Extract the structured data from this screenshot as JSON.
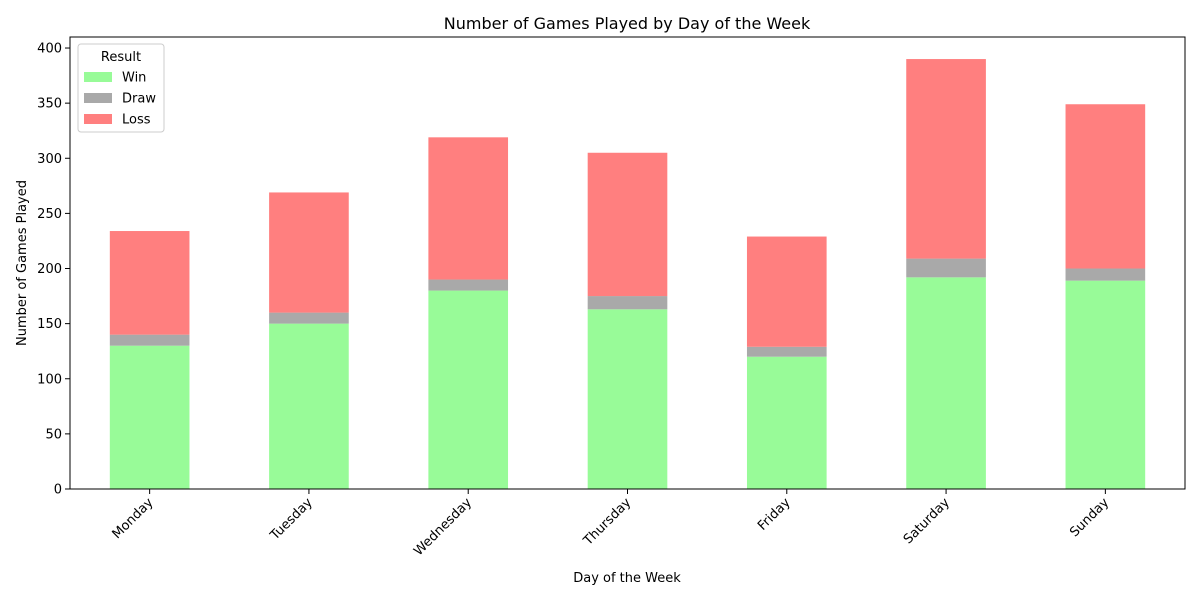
{
  "chart_data": {
    "type": "bar",
    "stacked": true,
    "title": "Number of Games Played by Day of the Week",
    "xlabel": "Day of the Week",
    "ylabel": "Number of Games Played",
    "categories": [
      "Monday",
      "Tuesday",
      "Wednesday",
      "Thursday",
      "Friday",
      "Saturday",
      "Sunday"
    ],
    "series": [
      {
        "name": "Win",
        "color": "#98fb98",
        "values": [
          130,
          150,
          180,
          163,
          120,
          192,
          189
        ]
      },
      {
        "name": "Draw",
        "color": "#a9a9a9",
        "values": [
          10,
          10,
          10,
          12,
          9,
          17,
          11
        ]
      },
      {
        "name": "Loss",
        "color": "#ff7f7f",
        "values": [
          94,
          109,
          129,
          130,
          100,
          181,
          149
        ]
      }
    ],
    "ylim": [
      0,
      410
    ],
    "yticks": [
      0,
      50,
      100,
      150,
      200,
      250,
      300,
      350,
      400
    ],
    "grid": false,
    "legend": {
      "title": "Result",
      "position": "top-left"
    }
  }
}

━━━━━━━━━━━━━━━━━━━━━━━━━━━━━━

_The exercise_
Only the count is wanted: report how many lines of the material above hold the word "Played".

_Result of the exercise_
2